== Task material

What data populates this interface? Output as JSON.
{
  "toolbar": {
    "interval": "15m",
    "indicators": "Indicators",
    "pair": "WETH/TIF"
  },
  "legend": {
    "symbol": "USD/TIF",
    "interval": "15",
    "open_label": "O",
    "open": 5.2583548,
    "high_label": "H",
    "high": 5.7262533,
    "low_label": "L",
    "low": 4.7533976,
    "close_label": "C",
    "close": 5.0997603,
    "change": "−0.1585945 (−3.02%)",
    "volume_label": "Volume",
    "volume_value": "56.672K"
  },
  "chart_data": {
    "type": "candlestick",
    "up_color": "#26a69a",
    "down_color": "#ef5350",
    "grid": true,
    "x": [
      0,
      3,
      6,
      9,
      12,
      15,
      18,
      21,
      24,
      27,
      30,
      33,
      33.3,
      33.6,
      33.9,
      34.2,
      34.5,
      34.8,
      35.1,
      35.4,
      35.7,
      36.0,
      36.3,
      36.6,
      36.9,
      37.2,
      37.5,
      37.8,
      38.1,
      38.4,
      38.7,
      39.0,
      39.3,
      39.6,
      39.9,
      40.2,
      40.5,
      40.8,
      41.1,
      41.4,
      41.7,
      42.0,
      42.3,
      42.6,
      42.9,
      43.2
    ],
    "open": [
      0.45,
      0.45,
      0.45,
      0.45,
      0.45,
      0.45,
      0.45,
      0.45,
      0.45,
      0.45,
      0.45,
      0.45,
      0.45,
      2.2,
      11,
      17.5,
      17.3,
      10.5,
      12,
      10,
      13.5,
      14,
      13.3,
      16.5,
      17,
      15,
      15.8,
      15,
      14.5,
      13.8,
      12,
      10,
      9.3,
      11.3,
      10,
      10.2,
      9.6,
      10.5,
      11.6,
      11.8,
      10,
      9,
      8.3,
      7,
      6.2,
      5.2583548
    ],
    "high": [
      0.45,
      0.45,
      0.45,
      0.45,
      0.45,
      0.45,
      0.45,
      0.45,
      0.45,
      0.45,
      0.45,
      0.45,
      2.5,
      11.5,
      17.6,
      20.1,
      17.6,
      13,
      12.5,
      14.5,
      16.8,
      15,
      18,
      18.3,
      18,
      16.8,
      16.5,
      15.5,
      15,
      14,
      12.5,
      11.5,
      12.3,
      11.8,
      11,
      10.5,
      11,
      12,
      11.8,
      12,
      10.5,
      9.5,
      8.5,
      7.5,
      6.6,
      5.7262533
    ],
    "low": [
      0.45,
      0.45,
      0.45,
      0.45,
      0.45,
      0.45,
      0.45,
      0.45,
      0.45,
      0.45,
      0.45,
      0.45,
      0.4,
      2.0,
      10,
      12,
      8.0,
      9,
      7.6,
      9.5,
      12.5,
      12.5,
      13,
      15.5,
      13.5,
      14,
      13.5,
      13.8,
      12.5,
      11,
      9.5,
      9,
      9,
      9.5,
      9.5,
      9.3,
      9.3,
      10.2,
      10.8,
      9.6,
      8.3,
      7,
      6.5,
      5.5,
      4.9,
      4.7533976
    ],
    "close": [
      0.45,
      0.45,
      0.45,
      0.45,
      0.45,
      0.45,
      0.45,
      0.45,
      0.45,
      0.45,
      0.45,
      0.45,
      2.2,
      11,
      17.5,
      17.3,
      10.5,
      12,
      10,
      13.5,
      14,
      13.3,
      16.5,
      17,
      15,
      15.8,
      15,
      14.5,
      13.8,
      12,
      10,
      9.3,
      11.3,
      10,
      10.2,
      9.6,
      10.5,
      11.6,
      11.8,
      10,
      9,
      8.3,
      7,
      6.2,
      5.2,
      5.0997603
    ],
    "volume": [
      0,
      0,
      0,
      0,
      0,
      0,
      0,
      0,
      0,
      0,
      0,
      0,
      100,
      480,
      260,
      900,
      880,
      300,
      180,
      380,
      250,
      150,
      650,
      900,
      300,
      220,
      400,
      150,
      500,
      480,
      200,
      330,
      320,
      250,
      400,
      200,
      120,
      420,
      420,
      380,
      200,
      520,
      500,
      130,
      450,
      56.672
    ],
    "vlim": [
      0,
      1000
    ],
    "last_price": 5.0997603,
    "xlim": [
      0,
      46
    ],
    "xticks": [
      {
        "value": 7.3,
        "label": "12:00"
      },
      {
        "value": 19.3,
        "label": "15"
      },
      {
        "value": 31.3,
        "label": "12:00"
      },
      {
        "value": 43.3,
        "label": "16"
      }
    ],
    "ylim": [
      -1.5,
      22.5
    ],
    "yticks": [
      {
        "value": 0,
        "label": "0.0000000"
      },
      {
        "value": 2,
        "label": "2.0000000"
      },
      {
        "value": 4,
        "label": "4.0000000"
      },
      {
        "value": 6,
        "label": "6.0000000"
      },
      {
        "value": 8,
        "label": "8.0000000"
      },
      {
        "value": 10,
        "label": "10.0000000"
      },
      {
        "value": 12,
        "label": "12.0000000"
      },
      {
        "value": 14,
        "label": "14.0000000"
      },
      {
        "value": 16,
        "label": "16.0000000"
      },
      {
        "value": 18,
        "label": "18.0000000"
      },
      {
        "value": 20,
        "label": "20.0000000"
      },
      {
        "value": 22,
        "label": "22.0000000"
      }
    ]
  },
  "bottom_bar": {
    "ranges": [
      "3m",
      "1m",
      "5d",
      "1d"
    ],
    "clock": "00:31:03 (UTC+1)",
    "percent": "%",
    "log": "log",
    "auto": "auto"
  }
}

====

Requirements →
Return each entry from the material above exactly as it appears.

Completed task →
What data populates this interface? Output as JSON.
{
  "toolbar": {
    "interval": "15m",
    "indicators": "Indicators",
    "pair": "WETH/TIF"
  },
  "legend": {
    "symbol": "USD/TIF",
    "interval": "15",
    "open_label": "O",
    "open": 5.2583548,
    "high_label": "H",
    "high": 5.7262533,
    "low_label": "L",
    "low": 4.7533976,
    "close_label": "C",
    "close": 5.0997603,
    "change": "−0.1585945 (−3.02%)",
    "volume_label": "Volume",
    "volume_value": "56.672K"
  },
  "chart_data": {
    "type": "candlestick",
    "up_color": "#26a69a",
    "down_color": "#ef5350",
    "grid": true,
    "x": [
      0,
      3,
      6,
      9,
      12,
      15,
      18,
      21,
      24,
      27,
      30,
      33,
      33.3,
      33.6,
      33.9,
      34.2,
      34.5,
      34.8,
      35.1,
      35.4,
      35.7,
      36.0,
      36.3,
      36.6,
      36.9,
      37.2,
      37.5,
      37.8,
      38.1,
      38.4,
      38.7,
      39.0,
      39.3,
      39.6,
      39.9,
      40.2,
      40.5,
      40.8,
      41.1,
      41.4,
      41.7,
      42.0,
      42.3,
      42.6,
      42.9,
      43.2
    ],
    "open": [
      0.45,
      0.45,
      0.45,
      0.45,
      0.45,
      0.45,
      0.45,
      0.45,
      0.45,
      0.45,
      0.45,
      0.45,
      0.45,
      2.2,
      11,
      17.5,
      17.3,
      10.5,
      12,
      10,
      13.5,
      14,
      13.3,
      16.5,
      17,
      15,
      15.8,
      15,
      14.5,
      13.8,
      12,
      10,
      9.3,
      11.3,
      10,
      10.2,
      9.6,
      10.5,
      11.6,
      11.8,
      10,
      9,
      8.3,
      7,
      6.2,
      5.2583548
    ],
    "high": [
      0.45,
      0.45,
      0.45,
      0.45,
      0.45,
      0.45,
      0.45,
      0.45,
      0.45,
      0.45,
      0.45,
      0.45,
      2.5,
      11.5,
      17.6,
      20.1,
      17.6,
      13,
      12.5,
      14.5,
      16.8,
      15,
      18,
      18.3,
      18,
      16.8,
      16.5,
      15.5,
      15,
      14,
      12.5,
      11.5,
      12.3,
      11.8,
      11,
      10.5,
      11,
      12,
      11.8,
      12,
      10.5,
      9.5,
      8.5,
      7.5,
      6.6,
      5.7262533
    ],
    "low": [
      0.45,
      0.45,
      0.45,
      0.45,
      0.45,
      0.45,
      0.45,
      0.45,
      0.45,
      0.45,
      0.45,
      0.45,
      0.4,
      2.0,
      10,
      12,
      8.0,
      9,
      7.6,
      9.5,
      12.5,
      12.5,
      13,
      15.5,
      13.5,
      14,
      13.5,
      13.8,
      12.5,
      11,
      9.5,
      9,
      9,
      9.5,
      9.5,
      9.3,
      9.3,
      10.2,
      10.8,
      9.6,
      8.3,
      7,
      6.5,
      5.5,
      4.9,
      4.7533976
    ],
    "close": [
      0.45,
      0.45,
      0.45,
      0.45,
      0.45,
      0.45,
      0.45,
      0.45,
      0.45,
      0.45,
      0.45,
      0.45,
      2.2,
      11,
      17.5,
      17.3,
      10.5,
      12,
      10,
      13.5,
      14,
      13.3,
      16.5,
      17,
      15,
      15.8,
      15,
      14.5,
      13.8,
      12,
      10,
      9.3,
      11.3,
      10,
      10.2,
      9.6,
      10.5,
      11.6,
      11.8,
      10,
      9,
      8.3,
      7,
      6.2,
      5.2,
      5.0997603
    ],
    "volume": [
      0,
      0,
      0,
      0,
      0,
      0,
      0,
      0,
      0,
      0,
      0,
      0,
      100,
      480,
      260,
      900,
      880,
      300,
      180,
      380,
      250,
      150,
      650,
      900,
      300,
      220,
      400,
      150,
      500,
      480,
      200,
      330,
      320,
      250,
      400,
      200,
      120,
      420,
      420,
      380,
      200,
      520,
      500,
      130,
      450,
      56.672
    ],
    "vlim": [
      0,
      1000
    ],
    "last_price": 5.0997603,
    "xlim": [
      0,
      46
    ],
    "xticks": [
      {
        "value": 7.3,
        "label": "12:00"
      },
      {
        "value": 19.3,
        "label": "15"
      },
      {
        "value": 31.3,
        "label": "12:00"
      },
      {
        "value": 43.3,
        "label": "16"
      }
    ],
    "ylim": [
      -1.5,
      22.5
    ],
    "yticks": [
      {
        "value": 0,
        "label": "0.0000000"
      },
      {
        "value": 2,
        "label": "2.0000000"
      },
      {
        "value": 4,
        "label": "4.0000000"
      },
      {
        "value": 6,
        "label": "6.0000000"
      },
      {
        "value": 8,
        "label": "8.0000000"
      },
      {
        "value": 10,
        "label": "10.0000000"
      },
      {
        "value": 12,
        "label": "12.0000000"
      },
      {
        "value": 14,
        "label": "14.0000000"
      },
      {
        "value": 16,
        "label": "16.0000000"
      },
      {
        "value": 18,
        "label": "18.0000000"
      },
      {
        "value": 20,
        "label": "20.0000000"
      },
      {
        "value": 22,
        "label": "22.0000000"
      }
    ]
  },
  "bottom_bar": {
    "ranges": [
      "3m",
      "1m",
      "5d",
      "1d"
    ],
    "clock": "00:31:03 (UTC+1)",
    "percent": "%",
    "log": "log",
    "auto": "auto"
  }
}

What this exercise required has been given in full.